| Dataset excerpt |
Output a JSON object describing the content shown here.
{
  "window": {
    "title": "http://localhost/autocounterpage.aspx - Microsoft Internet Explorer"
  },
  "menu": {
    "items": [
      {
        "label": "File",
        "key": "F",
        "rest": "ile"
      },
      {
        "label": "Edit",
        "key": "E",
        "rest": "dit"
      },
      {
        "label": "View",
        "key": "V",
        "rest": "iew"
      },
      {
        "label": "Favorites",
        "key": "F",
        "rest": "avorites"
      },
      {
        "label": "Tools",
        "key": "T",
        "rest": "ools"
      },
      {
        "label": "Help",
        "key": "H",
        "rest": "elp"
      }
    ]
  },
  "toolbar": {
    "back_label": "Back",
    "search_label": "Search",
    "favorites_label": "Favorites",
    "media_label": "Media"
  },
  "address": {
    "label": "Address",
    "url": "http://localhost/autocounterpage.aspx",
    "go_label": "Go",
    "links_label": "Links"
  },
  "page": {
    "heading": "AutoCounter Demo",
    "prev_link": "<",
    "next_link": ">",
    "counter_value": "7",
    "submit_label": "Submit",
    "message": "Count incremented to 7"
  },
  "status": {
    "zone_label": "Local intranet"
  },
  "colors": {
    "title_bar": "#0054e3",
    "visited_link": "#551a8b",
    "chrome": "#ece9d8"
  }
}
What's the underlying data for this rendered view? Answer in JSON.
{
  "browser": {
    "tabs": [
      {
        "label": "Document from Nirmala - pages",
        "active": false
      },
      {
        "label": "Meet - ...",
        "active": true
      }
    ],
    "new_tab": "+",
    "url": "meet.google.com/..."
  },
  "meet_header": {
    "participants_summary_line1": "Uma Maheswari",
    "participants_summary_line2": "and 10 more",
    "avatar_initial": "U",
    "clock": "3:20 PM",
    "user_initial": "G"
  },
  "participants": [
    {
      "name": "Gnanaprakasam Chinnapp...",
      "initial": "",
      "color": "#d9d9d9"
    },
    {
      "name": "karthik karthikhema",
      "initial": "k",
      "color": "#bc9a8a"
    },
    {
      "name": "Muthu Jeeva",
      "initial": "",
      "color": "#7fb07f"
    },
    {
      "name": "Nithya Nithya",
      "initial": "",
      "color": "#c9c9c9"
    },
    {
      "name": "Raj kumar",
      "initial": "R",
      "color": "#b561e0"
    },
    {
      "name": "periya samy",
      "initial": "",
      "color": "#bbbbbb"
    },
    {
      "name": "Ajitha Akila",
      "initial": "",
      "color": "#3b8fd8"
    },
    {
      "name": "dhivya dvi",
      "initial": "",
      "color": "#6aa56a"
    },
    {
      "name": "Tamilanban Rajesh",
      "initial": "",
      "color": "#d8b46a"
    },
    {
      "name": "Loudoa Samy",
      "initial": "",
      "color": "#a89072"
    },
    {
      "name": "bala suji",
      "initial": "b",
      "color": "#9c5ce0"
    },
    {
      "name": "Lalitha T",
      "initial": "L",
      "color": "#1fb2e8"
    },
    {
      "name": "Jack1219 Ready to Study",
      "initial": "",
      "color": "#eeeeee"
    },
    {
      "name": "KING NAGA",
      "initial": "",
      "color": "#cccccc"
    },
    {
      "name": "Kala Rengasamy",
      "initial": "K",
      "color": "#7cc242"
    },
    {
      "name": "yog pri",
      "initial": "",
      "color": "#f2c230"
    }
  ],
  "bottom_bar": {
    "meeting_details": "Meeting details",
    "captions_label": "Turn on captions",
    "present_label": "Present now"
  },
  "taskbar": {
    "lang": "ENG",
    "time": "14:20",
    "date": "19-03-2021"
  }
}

| EXERCISE BRIEF |
Take the listing above and set it down exactly.

| SOLUTION TO THIS PROBLEM |
Output a JSON object describing the content shown here.
{
  "window": {
    "title": "http://localhost/autocounterpage.aspx - Microsoft Internet Explorer"
  },
  "menu": {
    "items": [
      {
        "label": "File",
        "key": "F",
        "rest": "ile"
      },
      {
        "label": "Edit",
        "key": "E",
        "rest": "dit"
      },
      {
        "label": "View",
        "key": "V",
        "rest": "iew"
      },
      {
        "label": "Favorites",
        "key": "F",
        "rest": "avorites"
      },
      {
        "label": "Tools",
        "key": "T",
        "rest": "ools"
      },
      {
        "label": "Help",
        "key": "H",
        "rest": "elp"
      }
    ]
  },
  "toolbar": {
    "back_label": "Back",
    "search_label": "Search",
    "favorites_label": "Favorites",
    "media_label": "Media"
  },
  "address": {
    "label": "Address",
    "url": "http://localhost/autocounterpage.aspx",
    "go_label": "Go",
    "links_label": "Links"
  },
  "page": {
    "heading": "AutoCounter Demo",
    "prev_link": "<",
    "next_link": ">",
    "counter_value": "7",
    "submit_label": "Submit",
    "message": "Count incremented to 7"
  },
  "status": {
    "zone_label": "Local intranet"
  },
  "colors": {
    "title_bar": "#0054e3",
    "visited_link": "#551a8b",
    "chrome": "#ece9d8"
  }
}
What's the underlying data for this rendered view? Answer in JSON.
{
  "browser": {
    "tabs": [
      {
        "label": "Document from Nirmala - pages",
        "active": false
      },
      {
        "label": "Meet - ...",
        "active": true
      }
    ],
    "new_tab": "+",
    "url": "meet.google.com/..."
  },
  "meet_header": {
    "participants_summary_line1": "Uma Maheswari",
    "participants_summary_line2": "and 10 more",
    "avatar_initial": "U",
    "clock": "3:20 PM",
    "user_initial": "G"
  },
  "participants": [
    {
      "name": "Gnanaprakasam Chinnapp...",
      "initial": "",
      "color": "#d9d9d9"
    },
    {
      "name": "karthik karthikhema",
      "initial": "k",
      "color": "#bc9a8a"
    },
    {
      "name": "Muthu Jeeva",
      "initial": "",
      "color": "#7fb07f"
    },
    {
      "name": "Nithya Nithya",
      "initial": "",
      "color": "#c9c9c9"
    },
    {
      "name": "Raj kumar",
      "initial": "R",
      "color": "#b561e0"
    },
    {
      "name": "periya samy",
      "initial": "",
      "color": "#bbbbbb"
    },
    {
      "name": "Ajitha Akila",
      "initial": "",
      "color": "#3b8fd8"
    },
    {
      "name": "dhivya dvi",
      "initial": "",
      "color": "#6aa56a"
    },
    {
      "name": "Tamilanban Rajesh",
      "initial": "",
      "color": "#d8b46a"
    },
    {
      "name": "Loudoa Samy",
      "initial": "",
      "color": "#a89072"
    },
    {
      "name": "bala suji",
      "initial": "b",
      "color": "#9c5ce0"
    },
    {
      "name": "Lalitha T",
      "initial": "L",
      "color": "#1fb2e8"
    },
    {
      "name": "Jack1219 Ready to Study",
      "initial": "",
      "color": "#eeeeee"
    },
    {
      "name": "KING NAGA",
      "initial": "",
      "color": "#cccccc"
    },
    {
      "name": "Kala Rengasamy",
      "initial": "K",
      "color": "#7cc242"
    },
    {
      "name": "yog pri",
      "initial": "",
      "color": "#f2c230"
    }
  ],
  "bottom_bar": {
    "meeting_details": "Meeting details",
    "captions_label": "Turn on captions",
    "present_label": "Present now"
  },
  "taskbar": {
    "lang": "ENG",
    "time": "14:20",
    "date": "19-03-2021"
  }
}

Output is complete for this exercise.